**GOAL:** Copy each line below in which the string "frac" occurs.

**MATERIAL:**

###

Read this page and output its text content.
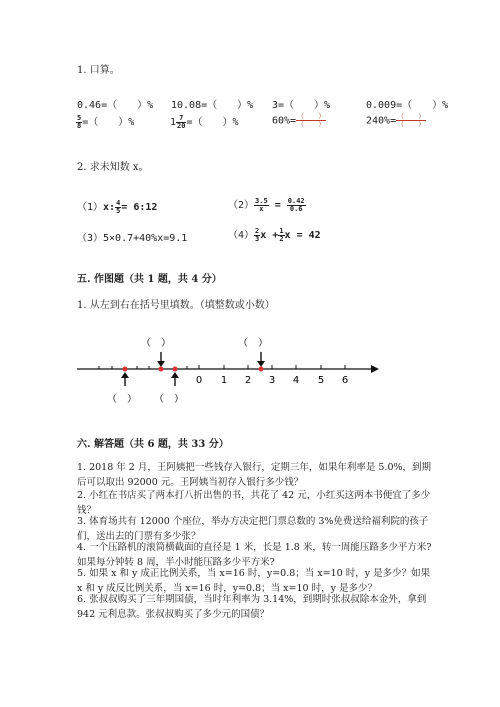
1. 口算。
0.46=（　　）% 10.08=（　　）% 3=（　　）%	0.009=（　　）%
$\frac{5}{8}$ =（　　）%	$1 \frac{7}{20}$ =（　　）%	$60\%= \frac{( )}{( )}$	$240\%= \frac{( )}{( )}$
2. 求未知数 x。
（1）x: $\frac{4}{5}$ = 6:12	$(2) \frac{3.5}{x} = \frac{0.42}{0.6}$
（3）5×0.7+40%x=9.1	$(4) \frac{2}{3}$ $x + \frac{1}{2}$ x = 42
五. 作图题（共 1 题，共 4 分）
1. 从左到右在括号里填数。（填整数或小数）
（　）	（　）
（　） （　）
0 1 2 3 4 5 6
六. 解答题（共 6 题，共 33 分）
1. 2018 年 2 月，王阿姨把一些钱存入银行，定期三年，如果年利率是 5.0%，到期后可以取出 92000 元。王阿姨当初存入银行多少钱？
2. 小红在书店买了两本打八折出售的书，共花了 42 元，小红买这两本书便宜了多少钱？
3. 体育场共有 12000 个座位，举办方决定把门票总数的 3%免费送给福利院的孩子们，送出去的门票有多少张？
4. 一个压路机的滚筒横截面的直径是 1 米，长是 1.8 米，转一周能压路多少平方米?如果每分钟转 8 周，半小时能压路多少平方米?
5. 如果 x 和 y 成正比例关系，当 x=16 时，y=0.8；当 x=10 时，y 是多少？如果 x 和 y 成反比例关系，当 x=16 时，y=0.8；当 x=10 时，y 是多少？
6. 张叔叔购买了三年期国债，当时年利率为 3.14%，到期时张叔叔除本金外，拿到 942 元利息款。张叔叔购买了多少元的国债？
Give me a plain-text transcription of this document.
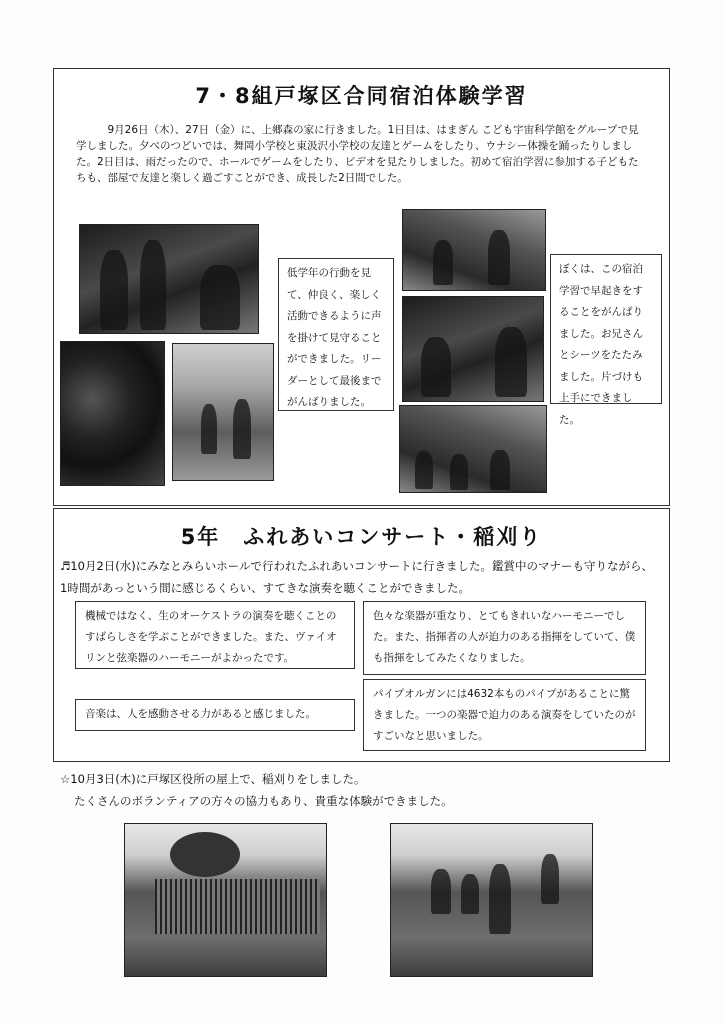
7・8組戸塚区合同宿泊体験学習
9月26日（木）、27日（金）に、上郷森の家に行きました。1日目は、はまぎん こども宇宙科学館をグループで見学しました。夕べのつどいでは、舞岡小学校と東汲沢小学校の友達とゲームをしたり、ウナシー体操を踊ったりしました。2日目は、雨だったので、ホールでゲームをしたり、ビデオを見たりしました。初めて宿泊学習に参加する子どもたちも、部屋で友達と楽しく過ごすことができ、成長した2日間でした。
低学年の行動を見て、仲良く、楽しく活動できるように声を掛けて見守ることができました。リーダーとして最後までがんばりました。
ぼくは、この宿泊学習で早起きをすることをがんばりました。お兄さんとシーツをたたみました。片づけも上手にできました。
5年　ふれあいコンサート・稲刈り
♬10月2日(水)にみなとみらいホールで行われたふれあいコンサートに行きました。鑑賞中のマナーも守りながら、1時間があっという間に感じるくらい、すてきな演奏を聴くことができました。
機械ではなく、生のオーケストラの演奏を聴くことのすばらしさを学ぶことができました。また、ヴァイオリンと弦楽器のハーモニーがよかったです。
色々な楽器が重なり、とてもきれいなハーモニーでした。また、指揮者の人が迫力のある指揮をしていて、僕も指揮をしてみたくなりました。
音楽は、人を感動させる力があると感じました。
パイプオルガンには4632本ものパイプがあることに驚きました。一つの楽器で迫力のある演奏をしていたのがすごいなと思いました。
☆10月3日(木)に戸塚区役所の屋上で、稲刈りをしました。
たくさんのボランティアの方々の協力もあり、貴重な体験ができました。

###

**TASK SOLUTION:**
$\frac{5}{8}$ =（　　）%	$1 \frac{7}{20}$ =（　　）%	$60\%= \frac{( )}{( )}$	$240\%= \frac{( )}{( )}$
（1）x: $\frac{4}{5}$ = 6:12	$(2) \frac{3.5}{x} = \frac{0.42}{0.6}$
（3）5×0.7+40%x=9.1	$(4) \frac{2}{3}$ $x + \frac{1}{2}$ x = 42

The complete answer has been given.